Stored entries
□ □ □ □ □
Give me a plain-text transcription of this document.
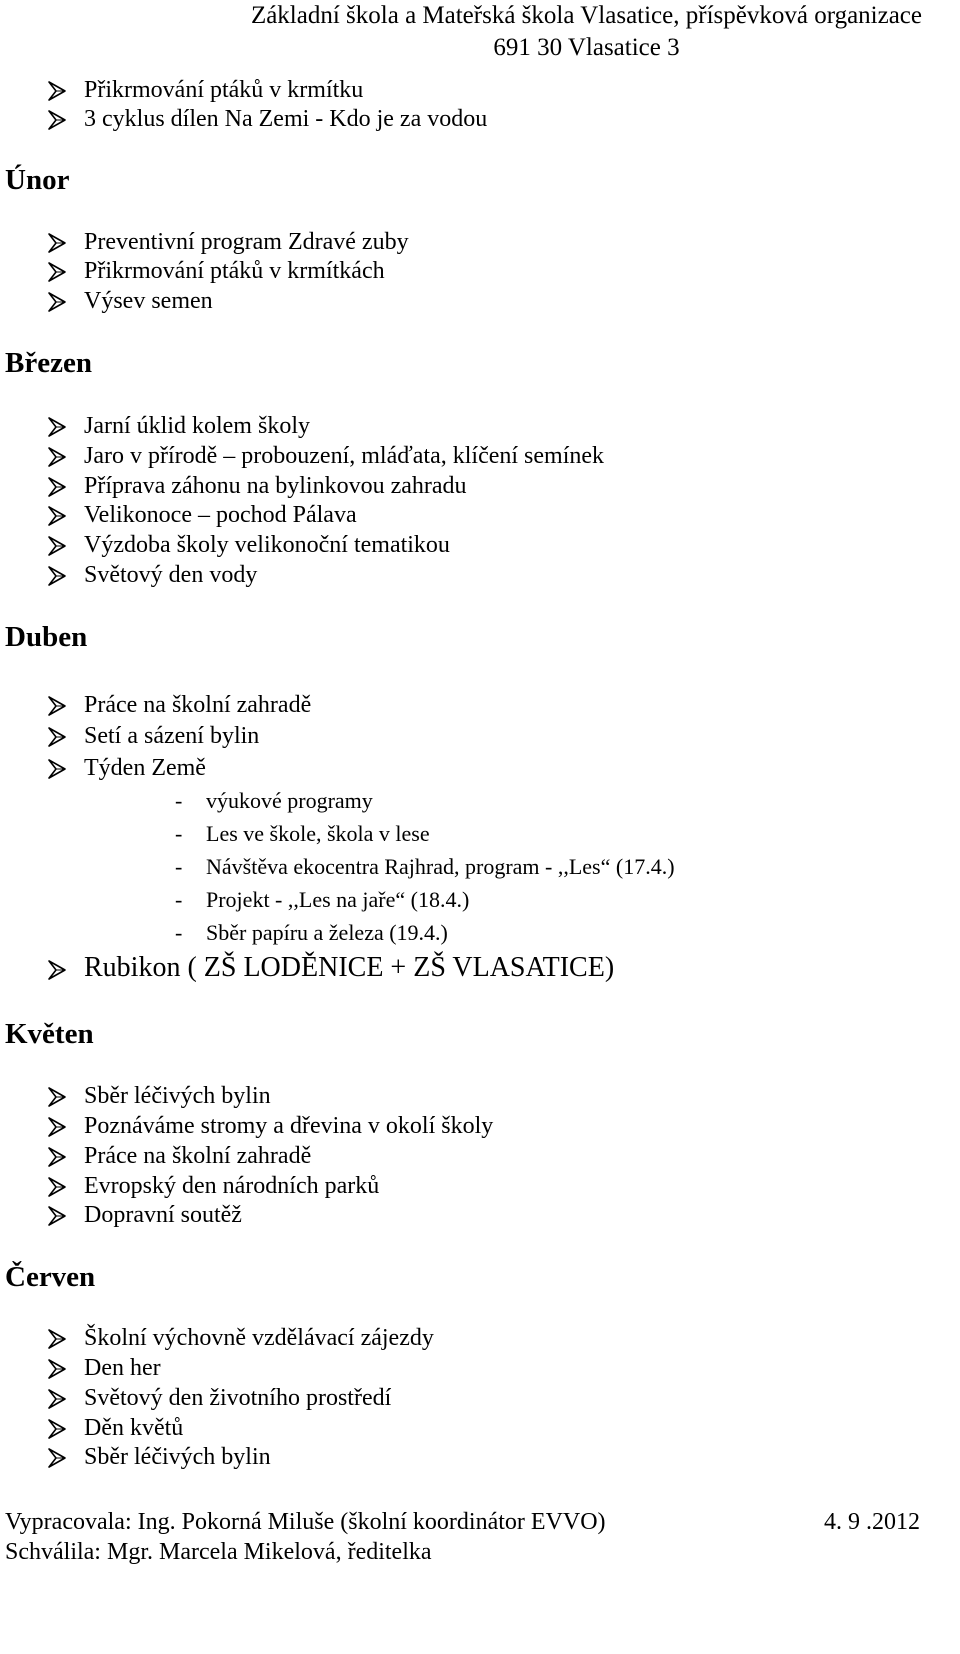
Základní škola a Mateřská škola Vlasatice, příspěvková organizace
691 30 Vlasatice 3
Přikrmování ptáků v krmítku
3 cyklus dílen Na Zemi - Kdo je za vodou
Únor
Preventivní program Zdravé zuby
Přikrmování ptáků v krmítkách
Výsev semen
Březen
Jarní úklid kolem školy
Jaro v přírodě – probouzení, mláďata, klíčení semínek
Příprava záhonu na bylinkovou zahradu
Velikonoce – pochod Pálava
Výzdoba školy velikonoční tematikou
Světový den vody
Duben
Práce na školní zahradě
Setí a sázení bylin
Týden Země
- výukové programy
- Les ve škole, škola v lese
- Návštěva ekocentra Rajhrad, program - ,,Les“ (17.4.)
- Projekt - ,,Les na jaře“ (18.4.)
- Sběr papíru a železa (19.4.)
Rubikon ( ZŠ LODĚNICE + ZŠ VLASATICE)
Květen
Sběr léčivých bylin
Poznáváme stromy a dřevina v okolí školy
Práce na školní zahradě
Evropský den národních parků
Dopravní soutěž
Červen
Školní výchovně vzdělávací zájezdy
Den her
Světový den životního prostředí
Děn květů
Sběr léčivých bylin
Vypracovala: Ing. Pokorná Miluše (školní koordinátor EVVO)	4. 9 .2012
Schválila: Mgr. Marcela Mikelová, ředitelka
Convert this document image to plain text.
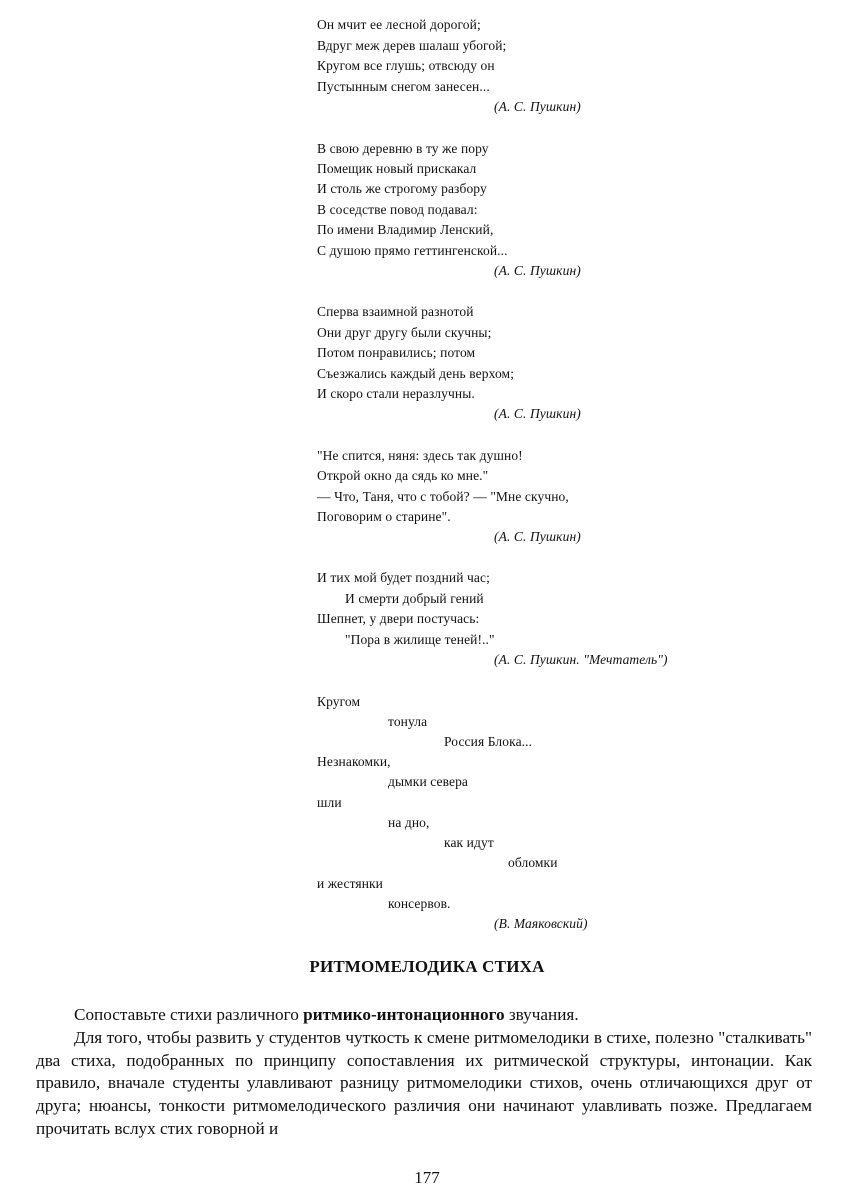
Он мчит ее лесной дорогой;
Вдруг меж дерев шалаш убогой;
Кругом все глушь; отвсюду он
Пустынным снегом занесен...
(А. С. Пушкин)
В свою деревню в ту же пору
Помещик новый прискакал
И столь же строгому разбору
В соседстве повод подавал:
По имени Владимир Ленский,
С душою прямо геттингенской...
(А. С. Пушкин)
Сперва взаимной разнотой
Они друг другу были скучны;
Потом понравились; потом
Съезжались каждый день верхом;
И скоро стали неразлучны.
(А. С. Пушкин)
"Не спится, няня: здесь так душно!
Открой окно да сядь ко мне."
— Что, Таня, что с тобой? — "Мне скучно,
Поговорим о старине".
(А. С. Пушкин)
И тих мой будет поздний час;
И смерти добрый гений
Шепнет, у двери постучась:
"Пора в жилище теней!.."
(А. С. Пушкин. "Мечтатель")
Кругом
тонула
Россия Блока...
Незнакомки,
дымки севера
шли
на дно,
как идут
обломки
и жестянки
консервов.
(В. Маяковский)
РИТМОМЕЛОДИКА СТИХА

Сопоставьте стихи различного ритмико-интонационного звучания.

Для того, чтобы развить у студентов чуткость к смене ритмомелодики в стихе, полезно "сталкивать" два стиха, подобранных по принципу сопоставления их ритмической структуры, интонации. Как правило, вначале студенты улавливают разницу ритмомелодики стихов, очень отличающихся друг от друга; нюансы, тонкости ритмомелодического различия они начинают улавливать позже. Предлагаем прочитать вслух стих говорной и

177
□ □ □ □ □
Only a number is expected here: the count of lines in the listing that hold the string "školy".

**Result for this exercise**. 3